Output all of the data below exactly as given.

____

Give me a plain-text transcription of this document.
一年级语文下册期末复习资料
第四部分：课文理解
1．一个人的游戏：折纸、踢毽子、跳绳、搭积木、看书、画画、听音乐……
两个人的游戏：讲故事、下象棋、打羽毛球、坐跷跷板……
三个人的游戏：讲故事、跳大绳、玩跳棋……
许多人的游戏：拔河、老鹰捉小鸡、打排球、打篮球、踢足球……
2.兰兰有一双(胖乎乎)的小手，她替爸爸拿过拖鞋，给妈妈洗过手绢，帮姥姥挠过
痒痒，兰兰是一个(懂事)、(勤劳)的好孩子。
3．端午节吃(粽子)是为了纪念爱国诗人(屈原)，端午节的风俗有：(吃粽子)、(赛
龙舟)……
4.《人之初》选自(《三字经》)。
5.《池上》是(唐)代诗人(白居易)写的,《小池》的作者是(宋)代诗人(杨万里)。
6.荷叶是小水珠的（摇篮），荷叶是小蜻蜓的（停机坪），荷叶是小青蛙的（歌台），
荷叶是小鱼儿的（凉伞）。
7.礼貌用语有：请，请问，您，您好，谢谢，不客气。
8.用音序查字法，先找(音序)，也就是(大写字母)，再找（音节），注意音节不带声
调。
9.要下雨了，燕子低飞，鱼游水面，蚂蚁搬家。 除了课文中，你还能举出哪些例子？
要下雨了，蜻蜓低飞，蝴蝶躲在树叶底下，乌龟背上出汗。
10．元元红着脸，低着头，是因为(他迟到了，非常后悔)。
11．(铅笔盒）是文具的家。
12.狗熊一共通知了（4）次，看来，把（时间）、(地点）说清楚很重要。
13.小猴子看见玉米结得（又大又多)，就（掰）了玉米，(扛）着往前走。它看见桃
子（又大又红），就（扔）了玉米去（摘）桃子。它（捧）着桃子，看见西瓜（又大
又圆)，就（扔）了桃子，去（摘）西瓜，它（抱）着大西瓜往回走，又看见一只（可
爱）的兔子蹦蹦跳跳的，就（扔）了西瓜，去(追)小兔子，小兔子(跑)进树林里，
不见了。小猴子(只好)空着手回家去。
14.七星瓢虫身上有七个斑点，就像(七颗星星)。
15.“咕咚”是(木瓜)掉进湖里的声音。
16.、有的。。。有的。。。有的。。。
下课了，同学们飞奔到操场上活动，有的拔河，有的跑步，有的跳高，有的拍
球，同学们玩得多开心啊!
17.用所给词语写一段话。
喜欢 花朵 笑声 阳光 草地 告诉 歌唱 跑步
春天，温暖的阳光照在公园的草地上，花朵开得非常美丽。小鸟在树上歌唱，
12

____

• _RESPONSE TO THIS TASK_
Give me a plain-text transcription of this document.
一年级语文下册期末复习资料
第四部分：课文理解
1．一个人的游戏：折纸、踢毽子、跳绳、搭积木、看书、画画、听音乐……
两个人的游戏：讲故事、下象棋、打羽毛球、坐跷跷板……
三个人的游戏：讲故事、跳大绳、玩跳棋……
许多人的游戏：拔河、老鹰捉小鸡、打排球、打篮球、踢足球……
2.兰兰有一双(胖乎乎)的小手，她替爸爸拿过拖鞋，给妈妈洗过手绢，帮姥姥挠过
痒痒，兰兰是一个(懂事)、(勤劳)的好孩子。
3．端午节吃(粽子)是为了纪念爱国诗人(屈原)，端午节的风俗有：(吃粽子)、(赛
龙舟)……
4.《人之初》选自(《三字经》)。
5.《池上》是(唐)代诗人(白居易)写的,《小池》的作者是(宋)代诗人(杨万里)。
6.荷叶是小水珠的（摇篮），荷叶是小蜻蜓的（停机坪），荷叶是小青蛙的（歌台），
荷叶是小鱼儿的（凉伞）。
7.礼貌用语有：请，请问，您，您好，谢谢，不客气。
8.用音序查字法，先找(音序)，也就是(大写字母)，再找（音节），注意音节不带声
调。
9.要下雨了，燕子低飞，鱼游水面，蚂蚁搬家。 除了课文中，你还能举出哪些例子？
要下雨了，蜻蜓低飞，蝴蝶躲在树叶底下，乌龟背上出汗。
10．元元红着脸，低着头，是因为(他迟到了，非常后悔)。
11．(铅笔盒）是文具的家。
12.狗熊一共通知了（4）次，看来，把（时间）、(地点）说清楚很重要。
13.小猴子看见玉米结得（又大又多)，就（掰）了玉米，(扛）着往前走。它看见桃
子（又大又红），就（扔）了玉米去（摘）桃子。它（捧）着桃子，看见西瓜（又大
又圆)，就（扔）了桃子，去（摘）西瓜，它（抱）着大西瓜往回走，又看见一只（可
爱）的兔子蹦蹦跳跳的，就（扔）了西瓜，去(追)小兔子，小兔子(跑)进树林里，
不见了。小猴子(只好)空着手回家去。
14.七星瓢虫身上有七个斑点，就像(七颗星星)。
15.“咕咚”是(木瓜)掉进湖里的声音。
16.、有的。。。有的。。。有的。。。
下课了，同学们飞奔到操场上活动，有的拔河，有的跑步，有的跳高，有的拍
球，同学们玩得多开心啊!
17.用所给词语写一段话。
喜欢 花朵 笑声 阳光 草地 告诉 歌唱 跑步
春天，温暖的阳光照在公园的草地上，花朵开得非常美丽。小鸟在树上歌唱，
12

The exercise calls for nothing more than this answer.